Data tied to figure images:
◆ ◆ ◆ ◆ ◆ ◆ ◆

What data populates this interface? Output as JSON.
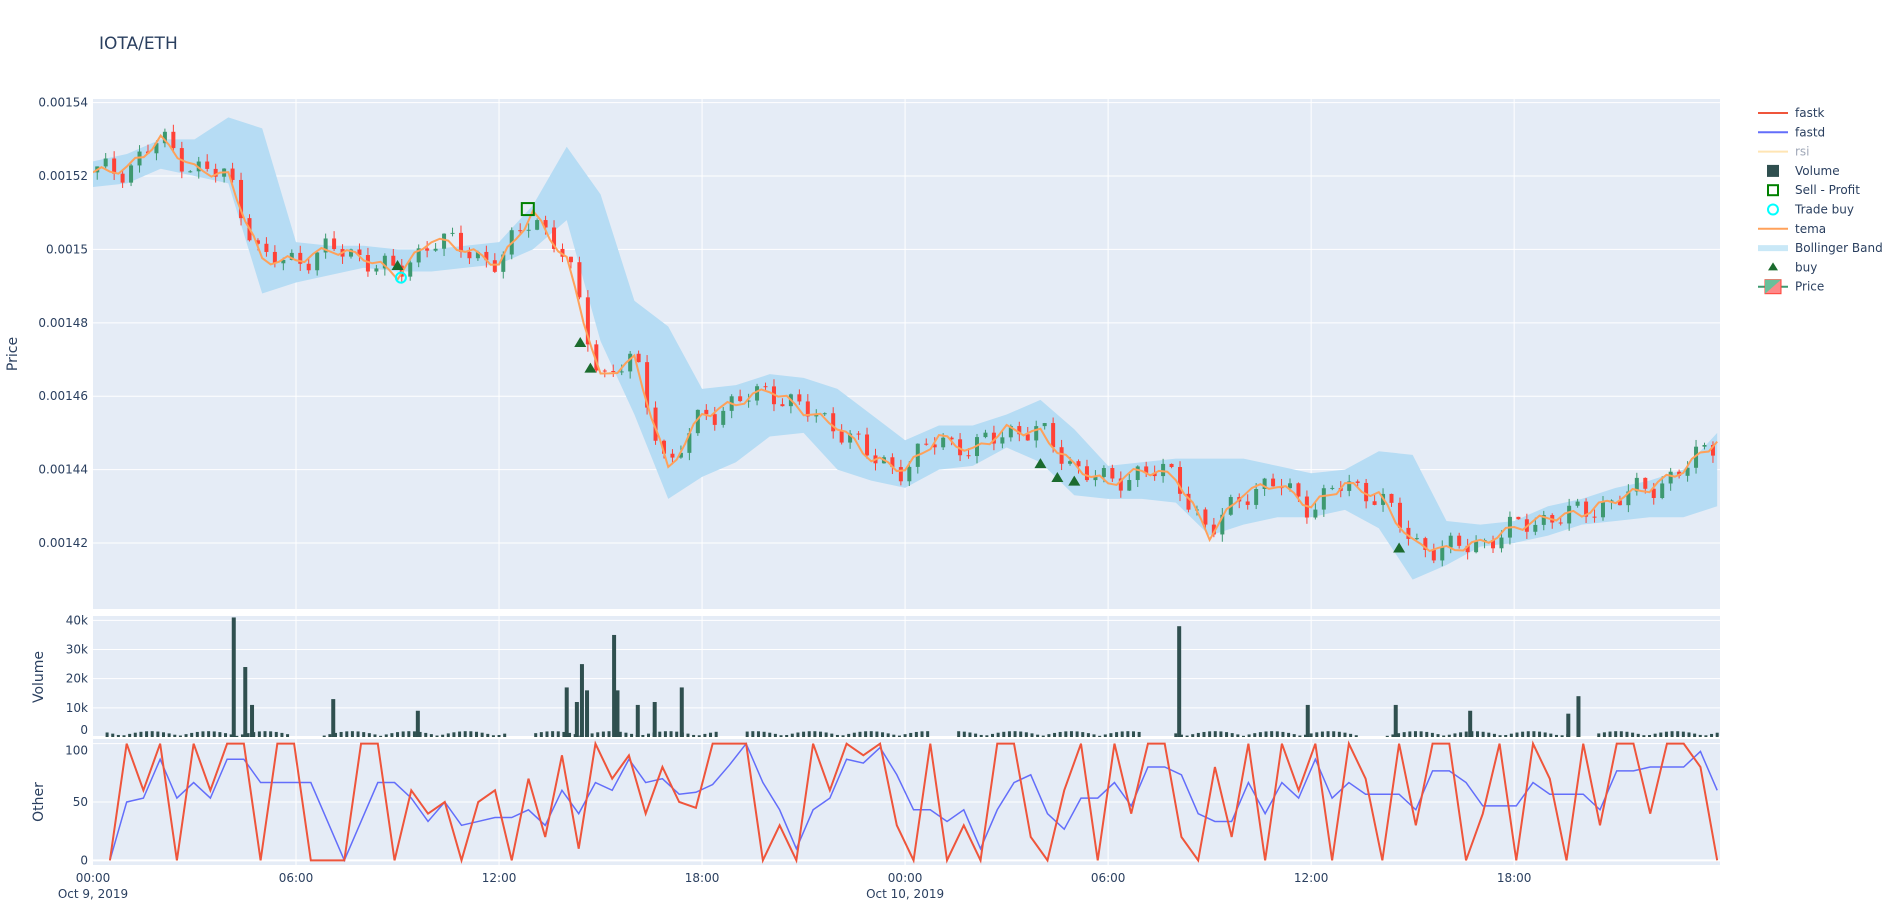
{
  "title": "IOTA/ETH",
  "colors": {
    "background": "#e5ecf6",
    "increasing": "#3d9970",
    "decreasing": "#ff4136",
    "tema": "#ffa15a",
    "bollinger": "#b6dcf4",
    "volume": "#2f4f4f",
    "fastk": "#ef553b",
    "fastd": "#636efa",
    "rsi": "#ffe5b4",
    "buy": "#1b6b2e",
    "sell_profit": "#008000",
    "trade_buy": "#00ffff"
  },
  "legend": [
    {
      "label": "fastk",
      "icon": "line",
      "color": "#ef553b"
    },
    {
      "label": "fastd",
      "icon": "line",
      "color": "#636efa"
    },
    {
      "label": "rsi",
      "icon": "line",
      "color": "#ffe5b4",
      "hidden": true
    },
    {
      "label": "Volume",
      "icon": "square-filled",
      "color": "#2f4f4f"
    },
    {
      "label": "Sell - Profit",
      "icon": "square-open",
      "color": "#008000"
    },
    {
      "label": "Trade buy",
      "icon": "circle-open",
      "color": "#00ffff"
    },
    {
      "label": "tema",
      "icon": "line",
      "color": "#ffa15a"
    },
    {
      "label": "Bollinger Band",
      "icon": "band",
      "color": "#c9e8f7"
    },
    {
      "label": "buy",
      "icon": "triangle-up",
      "color": "#1b6b2e"
    },
    {
      "label": "Price",
      "icon": "candlestick",
      "color": "#3d9970"
    }
  ],
  "chart_data": [
    {
      "type": "candlestick",
      "ylabel": "Price",
      "ylim": [
        0.001402,
        0.001541
      ],
      "yticks": [
        "0.00154",
        "0.00152",
        "0.0015",
        "0.00148",
        "0.00146",
        "0.00144",
        "0.00142"
      ],
      "ytick_values": [
        0.00154,
        0.00152,
        0.0015,
        0.00148,
        0.00146,
        0.00144,
        0.00142
      ],
      "xaxis": {
        "range": [
          "Oct 9, 2019 00:00",
          "Oct 11, 2019 00:05"
        ],
        "ticks": [
          "00:00",
          "06:00",
          "12:00",
          "18:00",
          "00:00",
          "06:00",
          "12:00",
          "18:00"
        ],
        "tick_hours": [
          0,
          6,
          12,
          18,
          24,
          30,
          36,
          42
        ],
        "date_labels": {
          "0": "Oct 9, 2019",
          "4": "Oct 10, 2019"
        }
      },
      "grid": true,
      "hourly_tema": [
        0.001521,
        0.001522,
        0.00153,
        0.001522,
        0.00152,
        0.001497,
        0.001497,
        0.0015,
        0.001498,
        0.001493,
        0.001503,
        0.0015,
        0.001496,
        0.00151,
        0.001497,
        0.001465,
        0.00147,
        0.00144,
        0.001455,
        0.001458,
        0.001462,
        0.001456,
        0.001452,
        0.001443,
        0.00144,
        0.001449,
        0.001445,
        0.001451,
        0.00145,
        0.001441,
        0.001436,
        0.00144,
        0.001438,
        0.001422,
        0.001434,
        0.001436,
        0.00143,
        0.001436,
        0.001433,
        0.00142,
        0.001418,
        0.00142,
        0.001424,
        0.001427,
        0.001428,
        0.001432,
        0.001435,
        0.00144,
        0.001448
      ],
      "bollinger_upper": [
        0.001524,
        0.001526,
        0.00153,
        0.00153,
        0.001536,
        0.001533,
        0.001502,
        0.001501,
        0.001501,
        0.0015,
        0.0015,
        0.001501,
        0.001502,
        0.001512,
        0.001528,
        0.001515,
        0.001486,
        0.001479,
        0.001462,
        0.001463,
        0.001466,
        0.001465,
        0.001462,
        0.001455,
        0.001448,
        0.001452,
        0.001452,
        0.001455,
        0.001459,
        0.001451,
        0.001441,
        0.001442,
        0.001443,
        0.001443,
        0.001443,
        0.001441,
        0.001439,
        0.00144,
        0.001445,
        0.001444,
        0.001426,
        0.001425,
        0.001426,
        0.00143,
        0.001432,
        0.001435,
        0.001437,
        0.00144,
        0.00145
      ],
      "bollinger_lower": [
        0.001517,
        0.001518,
        0.001522,
        0.00152,
        0.001518,
        0.001488,
        0.001491,
        0.001493,
        0.001495,
        0.001494,
        0.001494,
        0.001495,
        0.001496,
        0.0015,
        0.001508,
        0.001475,
        0.001455,
        0.001432,
        0.001438,
        0.001442,
        0.001449,
        0.00145,
        0.00144,
        0.001437,
        0.001435,
        0.00144,
        0.001441,
        0.001446,
        0.001442,
        0.001433,
        0.001432,
        0.001432,
        0.001431,
        0.001422,
        0.001425,
        0.001427,
        0.001427,
        0.001429,
        0.001424,
        0.00141,
        0.001414,
        0.001419,
        0.00142,
        0.001422,
        0.001425,
        0.001426,
        0.001427,
        0.001427,
        0.00143
      ],
      "buy_markers": [
        [
          9.0,
          0.0014955
        ],
        [
          14.4,
          0.0014745
        ],
        [
          14.7,
          0.0014675
        ],
        [
          28.0,
          0.0014415
        ],
        [
          28.5,
          0.0014377
        ],
        [
          29.0,
          0.0014367
        ],
        [
          38.6,
          0.0014185
        ]
      ],
      "trade_buy": [
        [
          9.1,
          0.0014923
        ]
      ],
      "sell_profit": [
        [
          12.85,
          0.001511
        ]
      ]
    },
    {
      "type": "bar",
      "ylabel": "Volume",
      "ylim": [
        0,
        41500
      ],
      "yticks": [
        "0",
        "10k",
        "20k",
        "30k",
        "40k"
      ],
      "ytick_values": [
        0,
        10000,
        20000,
        30000,
        40000
      ],
      "spikes": [
        [
          4.16,
          41000
        ],
        [
          4.5,
          24000
        ],
        [
          4.7,
          11000
        ],
        [
          7.1,
          13000
        ],
        [
          9.6,
          9000
        ],
        [
          14.0,
          17000
        ],
        [
          14.3,
          12000
        ],
        [
          14.45,
          25000
        ],
        [
          14.6,
          16000
        ],
        [
          15.4,
          35000
        ],
        [
          15.5,
          16000
        ],
        [
          16.1,
          11000
        ],
        [
          16.6,
          12000
        ],
        [
          17.4,
          17000
        ],
        [
          32.1,
          38000
        ],
        [
          35.9,
          11000
        ],
        [
          38.5,
          11000
        ],
        [
          40.7,
          9000
        ],
        [
          43.6,
          8000
        ],
        [
          43.9,
          14000
        ]
      ]
    },
    {
      "type": "line",
      "ylabel": "Other",
      "ylim": [
        -4,
        104
      ],
      "yticks": [
        "0",
        "50",
        "100"
      ],
      "ytick_values": [
        0,
        50,
        100
      ],
      "interval": "30min",
      "start": "Oct 9, 2019 00:30",
      "fastk": [
        0,
        100,
        60,
        100,
        0,
        100,
        60,
        100,
        100,
        0,
        100,
        100,
        0,
        0,
        0,
        100,
        100,
        0,
        60,
        40,
        50,
        0,
        50,
        60,
        0,
        70,
        20,
        90,
        10,
        100,
        70,
        90,
        40,
        80,
        50,
        45,
        100,
        100,
        100,
        0,
        30,
        0,
        100,
        60,
        100,
        90,
        100,
        30,
        0,
        100,
        0,
        30,
        0,
        100,
        100,
        20,
        0,
        60,
        100,
        0,
        100,
        40,
        100,
        100,
        20,
        0,
        80,
        20,
        100,
        0,
        100,
        60,
        100,
        0,
        100,
        70,
        0,
        100,
        30,
        100,
        100,
        0,
        40,
        100,
        0,
        100,
        70,
        0,
        100,
        30,
        100,
        100,
        40,
        100,
        100,
        80,
        0
      ]
    }
  ]
}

◆ ◆ ◆ ◆ ◆ ◆ ◆

**Problem description:** Print the listing above in full, exactly as written. Omit any pictures.

**Response to the exercise:**
What data populates this interface? Output as JSON.
{
  "title": "IOTA/ETH",
  "colors": {
    "background": "#e5ecf6",
    "increasing": "#3d9970",
    "decreasing": "#ff4136",
    "tema": "#ffa15a",
    "bollinger": "#b6dcf4",
    "volume": "#2f4f4f",
    "fastk": "#ef553b",
    "fastd": "#636efa",
    "rsi": "#ffe5b4",
    "buy": "#1b6b2e",
    "sell_profit": "#008000",
    "trade_buy": "#00ffff"
  },
  "legend": [
    {
      "label": "fastk",
      "icon": "line",
      "color": "#ef553b"
    },
    {
      "label": "fastd",
      "icon": "line",
      "color": "#636efa"
    },
    {
      "label": "rsi",
      "icon": "line",
      "color": "#ffe5b4",
      "hidden": true
    },
    {
      "label": "Volume",
      "icon": "square-filled",
      "color": "#2f4f4f"
    },
    {
      "label": "Sell - Profit",
      "icon": "square-open",
      "color": "#008000"
    },
    {
      "label": "Trade buy",
      "icon": "circle-open",
      "color": "#00ffff"
    },
    {
      "label": "tema",
      "icon": "line",
      "color": "#ffa15a"
    },
    {
      "label": "Bollinger Band",
      "icon": "band",
      "color": "#c9e8f7"
    },
    {
      "label": "buy",
      "icon": "triangle-up",
      "color": "#1b6b2e"
    },
    {
      "label": "Price",
      "icon": "candlestick",
      "color": "#3d9970"
    }
  ],
  "chart_data": [
    {
      "type": "candlestick",
      "ylabel": "Price",
      "ylim": [
        0.001402,
        0.001541
      ],
      "yticks": [
        "0.00154",
        "0.00152",
        "0.0015",
        "0.00148",
        "0.00146",
        "0.00144",
        "0.00142"
      ],
      "ytick_values": [
        0.00154,
        0.00152,
        0.0015,
        0.00148,
        0.00146,
        0.00144,
        0.00142
      ],
      "xaxis": {
        "range": [
          "Oct 9, 2019 00:00",
          "Oct 11, 2019 00:05"
        ],
        "ticks": [
          "00:00",
          "06:00",
          "12:00",
          "18:00",
          "00:00",
          "06:00",
          "12:00",
          "18:00"
        ],
        "tick_hours": [
          0,
          6,
          12,
          18,
          24,
          30,
          36,
          42
        ],
        "date_labels": {
          "0": "Oct 9, 2019",
          "4": "Oct 10, 2019"
        }
      },
      "grid": true,
      "hourly_tema": [
        0.001521,
        0.001522,
        0.00153,
        0.001522,
        0.00152,
        0.001497,
        0.001497,
        0.0015,
        0.001498,
        0.001493,
        0.001503,
        0.0015,
        0.001496,
        0.00151,
        0.001497,
        0.001465,
        0.00147,
        0.00144,
        0.001455,
        0.001458,
        0.001462,
        0.001456,
        0.001452,
        0.001443,
        0.00144,
        0.001449,
        0.001445,
        0.001451,
        0.00145,
        0.001441,
        0.001436,
        0.00144,
        0.001438,
        0.001422,
        0.001434,
        0.001436,
        0.00143,
        0.001436,
        0.001433,
        0.00142,
        0.001418,
        0.00142,
        0.001424,
        0.001427,
        0.001428,
        0.001432,
        0.001435,
        0.00144,
        0.001448
      ],
      "bollinger_upper": [
        0.001524,
        0.001526,
        0.00153,
        0.00153,
        0.001536,
        0.001533,
        0.001502,
        0.001501,
        0.001501,
        0.0015,
        0.0015,
        0.001501,
        0.001502,
        0.001512,
        0.001528,
        0.001515,
        0.001486,
        0.001479,
        0.001462,
        0.001463,
        0.001466,
        0.001465,
        0.001462,
        0.001455,
        0.001448,
        0.001452,
        0.001452,
        0.001455,
        0.001459,
        0.001451,
        0.001441,
        0.001442,
        0.001443,
        0.001443,
        0.001443,
        0.001441,
        0.001439,
        0.00144,
        0.001445,
        0.001444,
        0.001426,
        0.001425,
        0.001426,
        0.00143,
        0.001432,
        0.001435,
        0.001437,
        0.00144,
        0.00145
      ],
      "bollinger_lower": [
        0.001517,
        0.001518,
        0.001522,
        0.00152,
        0.001518,
        0.001488,
        0.001491,
        0.001493,
        0.001495,
        0.001494,
        0.001494,
        0.001495,
        0.001496,
        0.0015,
        0.001508,
        0.001475,
        0.001455,
        0.001432,
        0.001438,
        0.001442,
        0.001449,
        0.00145,
        0.00144,
        0.001437,
        0.001435,
        0.00144,
        0.001441,
        0.001446,
        0.001442,
        0.001433,
        0.001432,
        0.001432,
        0.001431,
        0.001422,
        0.001425,
        0.001427,
        0.001427,
        0.001429,
        0.001424,
        0.00141,
        0.001414,
        0.001419,
        0.00142,
        0.001422,
        0.001425,
        0.001426,
        0.001427,
        0.001427,
        0.00143
      ],
      "buy_markers": [
        [
          9.0,
          0.0014955
        ],
        [
          14.4,
          0.0014745
        ],
        [
          14.7,
          0.0014675
        ],
        [
          28.0,
          0.0014415
        ],
        [
          28.5,
          0.0014377
        ],
        [
          29.0,
          0.0014367
        ],
        [
          38.6,
          0.0014185
        ]
      ],
      "trade_buy": [
        [
          9.1,
          0.0014923
        ]
      ],
      "sell_profit": [
        [
          12.85,
          0.001511
        ]
      ]
    },
    {
      "type": "bar",
      "ylabel": "Volume",
      "ylim": [
        0,
        41500
      ],
      "yticks": [
        "0",
        "10k",
        "20k",
        "30k",
        "40k"
      ],
      "ytick_values": [
        0,
        10000,
        20000,
        30000,
        40000
      ],
      "spikes": [
        [
          4.16,
          41000
        ],
        [
          4.5,
          24000
        ],
        [
          4.7,
          11000
        ],
        [
          7.1,
          13000
        ],
        [
          9.6,
          9000
        ],
        [
          14.0,
          17000
        ],
        [
          14.3,
          12000
        ],
        [
          14.45,
          25000
        ],
        [
          14.6,
          16000
        ],
        [
          15.4,
          35000
        ],
        [
          15.5,
          16000
        ],
        [
          16.1,
          11000
        ],
        [
          16.6,
          12000
        ],
        [
          17.4,
          17000
        ],
        [
          32.1,
          38000
        ],
        [
          35.9,
          11000
        ],
        [
          38.5,
          11000
        ],
        [
          40.7,
          9000
        ],
        [
          43.6,
          8000
        ],
        [
          43.9,
          14000
        ]
      ]
    },
    {
      "type": "line",
      "ylabel": "Other",
      "ylim": [
        -4,
        104
      ],
      "yticks": [
        "0",
        "50",
        "100"
      ],
      "ytick_values": [
        0,
        50,
        100
      ],
      "interval": "30min",
      "start": "Oct 9, 2019 00:30",
      "fastk": [
        0,
        100,
        60,
        100,
        0,
        100,
        60,
        100,
        100,
        0,
        100,
        100,
        0,
        0,
        0,
        100,
        100,
        0,
        60,
        40,
        50,
        0,
        50,
        60,
        0,
        70,
        20,
        90,
        10,
        100,
        70,
        90,
        40,
        80,
        50,
        45,
        100,
        100,
        100,
        0,
        30,
        0,
        100,
        60,
        100,
        90,
        100,
        30,
        0,
        100,
        0,
        30,
        0,
        100,
        100,
        20,
        0,
        60,
        100,
        0,
        100,
        40,
        100,
        100,
        20,
        0,
        80,
        20,
        100,
        0,
        100,
        60,
        100,
        0,
        100,
        70,
        0,
        100,
        30,
        100,
        100,
        0,
        40,
        100,
        0,
        100,
        70,
        0,
        100,
        30,
        100,
        100,
        40,
        100,
        100,
        80,
        0
      ]
    }
  ]
}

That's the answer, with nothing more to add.